**Written exercise**
Render the following material again verbatim, leaving nothing out.

**Given information**
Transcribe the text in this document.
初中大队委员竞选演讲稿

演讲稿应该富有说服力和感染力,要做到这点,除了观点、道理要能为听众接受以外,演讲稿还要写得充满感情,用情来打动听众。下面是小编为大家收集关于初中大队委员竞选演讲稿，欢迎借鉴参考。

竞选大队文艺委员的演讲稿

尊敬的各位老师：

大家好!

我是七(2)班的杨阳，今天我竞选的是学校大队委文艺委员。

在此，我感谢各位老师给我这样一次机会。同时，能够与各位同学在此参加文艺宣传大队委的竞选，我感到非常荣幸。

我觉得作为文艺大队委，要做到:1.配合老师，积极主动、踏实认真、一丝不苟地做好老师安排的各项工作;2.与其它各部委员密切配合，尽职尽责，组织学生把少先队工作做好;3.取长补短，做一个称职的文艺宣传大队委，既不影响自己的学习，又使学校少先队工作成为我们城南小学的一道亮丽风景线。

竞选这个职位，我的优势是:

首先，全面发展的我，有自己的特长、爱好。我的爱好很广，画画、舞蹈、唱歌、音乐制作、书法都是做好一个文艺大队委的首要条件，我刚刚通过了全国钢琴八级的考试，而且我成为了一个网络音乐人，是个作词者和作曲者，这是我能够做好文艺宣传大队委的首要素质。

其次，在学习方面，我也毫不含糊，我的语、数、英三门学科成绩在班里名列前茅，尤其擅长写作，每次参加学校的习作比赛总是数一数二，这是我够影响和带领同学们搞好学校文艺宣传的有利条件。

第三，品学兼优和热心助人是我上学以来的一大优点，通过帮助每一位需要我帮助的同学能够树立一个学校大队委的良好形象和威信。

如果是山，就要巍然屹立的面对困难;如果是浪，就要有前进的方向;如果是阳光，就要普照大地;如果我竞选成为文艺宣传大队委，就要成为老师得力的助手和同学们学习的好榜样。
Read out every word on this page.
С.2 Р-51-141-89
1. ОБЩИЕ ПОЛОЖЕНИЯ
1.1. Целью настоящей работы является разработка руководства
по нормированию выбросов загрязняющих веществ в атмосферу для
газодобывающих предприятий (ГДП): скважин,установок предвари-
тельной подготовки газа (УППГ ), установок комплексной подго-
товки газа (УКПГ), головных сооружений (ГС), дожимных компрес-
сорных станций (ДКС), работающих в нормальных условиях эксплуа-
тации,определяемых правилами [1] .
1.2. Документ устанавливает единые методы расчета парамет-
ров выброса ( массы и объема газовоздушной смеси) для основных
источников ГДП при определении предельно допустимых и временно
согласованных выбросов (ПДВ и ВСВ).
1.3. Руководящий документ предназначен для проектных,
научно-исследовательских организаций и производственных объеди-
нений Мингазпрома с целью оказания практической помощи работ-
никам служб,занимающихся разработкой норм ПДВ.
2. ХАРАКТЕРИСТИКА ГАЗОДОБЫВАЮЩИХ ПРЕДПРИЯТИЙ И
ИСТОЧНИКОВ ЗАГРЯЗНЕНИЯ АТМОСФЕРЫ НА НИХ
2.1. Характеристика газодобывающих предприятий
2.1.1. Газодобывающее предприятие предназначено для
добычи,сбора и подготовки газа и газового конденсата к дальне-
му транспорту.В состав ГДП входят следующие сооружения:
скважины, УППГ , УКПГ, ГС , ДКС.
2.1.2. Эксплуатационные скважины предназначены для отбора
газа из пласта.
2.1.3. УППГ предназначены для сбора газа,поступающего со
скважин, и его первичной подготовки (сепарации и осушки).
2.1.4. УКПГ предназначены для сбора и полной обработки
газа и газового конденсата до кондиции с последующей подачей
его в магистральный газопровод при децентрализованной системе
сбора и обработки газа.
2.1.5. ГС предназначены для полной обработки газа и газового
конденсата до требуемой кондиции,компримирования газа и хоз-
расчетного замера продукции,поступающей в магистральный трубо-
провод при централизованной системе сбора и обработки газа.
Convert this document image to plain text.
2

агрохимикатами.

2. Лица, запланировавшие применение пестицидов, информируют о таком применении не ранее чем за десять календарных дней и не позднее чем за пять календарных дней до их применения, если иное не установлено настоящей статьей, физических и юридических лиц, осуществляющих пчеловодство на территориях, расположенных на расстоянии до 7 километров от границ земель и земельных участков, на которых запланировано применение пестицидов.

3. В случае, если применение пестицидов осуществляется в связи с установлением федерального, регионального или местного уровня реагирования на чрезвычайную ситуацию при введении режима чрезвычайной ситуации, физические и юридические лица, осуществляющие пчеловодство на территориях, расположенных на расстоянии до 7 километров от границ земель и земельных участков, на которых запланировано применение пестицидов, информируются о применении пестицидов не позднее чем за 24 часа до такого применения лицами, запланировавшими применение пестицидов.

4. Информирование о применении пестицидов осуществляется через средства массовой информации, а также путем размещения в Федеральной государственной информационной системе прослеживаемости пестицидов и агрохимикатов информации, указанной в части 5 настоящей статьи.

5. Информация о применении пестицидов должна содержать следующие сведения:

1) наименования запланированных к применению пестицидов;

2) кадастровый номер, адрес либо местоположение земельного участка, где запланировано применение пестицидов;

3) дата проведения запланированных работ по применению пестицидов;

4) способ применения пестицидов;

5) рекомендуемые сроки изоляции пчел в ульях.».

**Correct answer**
Transcribe the text in this document.
初中大队委员竞选演讲稿

演讲稿应该富有说服力和感染力,要做到这点,除了观点、道理要能为听众接受以外,演讲稿还要写得充满感情,用情来打动听众。下面是小编为大家收集关于初中大队委员竞选演讲稿，欢迎借鉴参考。

竞选大队文艺委员的演讲稿

尊敬的各位老师：

大家好!

我是七(2)班的杨阳，今天我竞选的是学校大队委文艺委员。

在此，我感谢各位老师给我这样一次机会。同时，能够与各位同学在此参加文艺宣传大队委的竞选，我感到非常荣幸。

我觉得作为文艺大队委，要做到:1.配合老师，积极主动、踏实认真、一丝不苟地做好老师安排的各项工作;2.与其它各部委员密切配合，尽职尽责，组织学生把少先队工作做好;3.取长补短，做一个称职的文艺宣传大队委，既不影响自己的学习，又使学校少先队工作成为我们城南小学的一道亮丽风景线。

竞选这个职位，我的优势是:

首先，全面发展的我，有自己的特长、爱好。我的爱好很广，画画、舞蹈、唱歌、音乐制作、书法都是做好一个文艺大队委的首要条件，我刚刚通过了全国钢琴八级的考试，而且我成为了一个网络音乐人，是个作词者和作曲者，这是我能够做好文艺宣传大队委的首要素质。

其次，在学习方面，我也毫不含糊，我的语、数、英三门学科成绩在班里名列前茅，尤其擅长写作，每次参加学校的习作比赛总是数一数二，这是我够影响和带领同学们搞好学校文艺宣传的有利条件。

第三，品学兼优和热心助人是我上学以来的一大优点，通过帮助每一位需要我帮助的同学能够树立一个学校大队委的良好形象和威信。

如果是山，就要巍然屹立的面对困难;如果是浪，就要有前进的方向;如果是阳光，就要普照大地;如果我竞选成为文艺宣传大队委，就要成为老师得力的助手和同学们学习的好榜样。
Read out every word on this page.
С.2 Р-51-141-89
1. ОБЩИЕ ПОЛОЖЕНИЯ
1.1. Целью настоящей работы является разработка руководства
по нормированию выбросов загрязняющих веществ в атмосферу для
газодобывающих предприятий (ГДП): скважин,установок предвари-
тельной подготовки газа (УППГ ), установок комплексной подго-
товки газа (УКПГ), головных сооружений (ГС), дожимных компрес-
сорных станций (ДКС), работающих в нормальных условиях эксплуа-
тации,определяемых правилами [1] .
1.2. Документ устанавливает единые методы расчета парамет-
ров выброса ( массы и объема газовоздушной смеси) для основных
источников ГДП при определении предельно допустимых и временно
согласованных выбросов (ПДВ и ВСВ).
1.3. Руководящий документ предназначен для проектных,
научно-исследовательских организаций и производственных объеди-
нений Мингазпрома с целью оказания практической помощи работ-
никам служб,занимающихся разработкой норм ПДВ.
2. ХАРАКТЕРИСТИКА ГАЗОДОБЫВАЮЩИХ ПРЕДПРИЯТИЙ И
ИСТОЧНИКОВ ЗАГРЯЗНЕНИЯ АТМОСФЕРЫ НА НИХ
2.1. Характеристика газодобывающих предприятий
2.1.1. Газодобывающее предприятие предназначено для
добычи,сбора и подготовки газа и газового конденсата к дальне-
му транспорту.В состав ГДП входят следующие сооружения:
скважины, УППГ , УКПГ, ГС , ДКС.
2.1.2. Эксплуатационные скважины предназначены для отбора
газа из пласта.
2.1.3. УППГ предназначены для сбора газа,поступающего со
скважин, и его первичной подготовки (сепарации и осушки).
2.1.4. УКПГ предназначены для сбора и полной обработки
газа и газового конденсата до кондиции с последующей подачей
его в магистральный газопровод при децентрализованной системе
сбора и обработки газа.
2.1.5. ГС предназначены для полной обработки газа и газового
конденсата до требуемой кондиции,компримирования газа и хоз-
расчетного замера продукции,поступающей в магистральный трубо-
провод при централизованной системе сбора и обработки газа.
Convert this document image to plain text.
2

агрохимикатами.

2. Лица, запланировавшие применение пестицидов, информируют о таком применении не ранее чем за десять календарных дней и не позднее чем за пять календарных дней до их применения, если иное не установлено настоящей статьей, физических и юридических лиц, осуществляющих пчеловодство на территориях, расположенных на расстоянии до 7 километров от границ земель и земельных участков, на которых запланировано применение пестицидов.

3. В случае, если применение пестицидов осуществляется в связи с установлением федерального, регионального или местного уровня реагирования на чрезвычайную ситуацию при введении режима чрезвычайной ситуации, физические и юридические лица, осуществляющие пчеловодство на территориях, расположенных на расстоянии до 7 километров от границ земель и земельных участков, на которых запланировано применение пестицидов, информируются о применении пестицидов не позднее чем за 24 часа до такого применения лицами, запланировавшими применение пестицидов.

4. Информирование о применении пестицидов осуществляется через средства массовой информации, а также путем размещения в Федеральной государственной информационной системе прослеживаемости пестицидов и агрохимикатов информации, указанной в части 5 настоящей статьи.

5. Информация о применении пестицидов должна содержать следующие сведения:

1) наименования запланированных к применению пестицидов;

2) кадастровый номер, адрес либо местоположение земельного участка, где запланировано применение пестицидов;

3) дата проведения запланированных работ по применению пестицидов;

4) способ применения пестицидов;

5) рекомендуемые сроки изоляции пчел в ульях.».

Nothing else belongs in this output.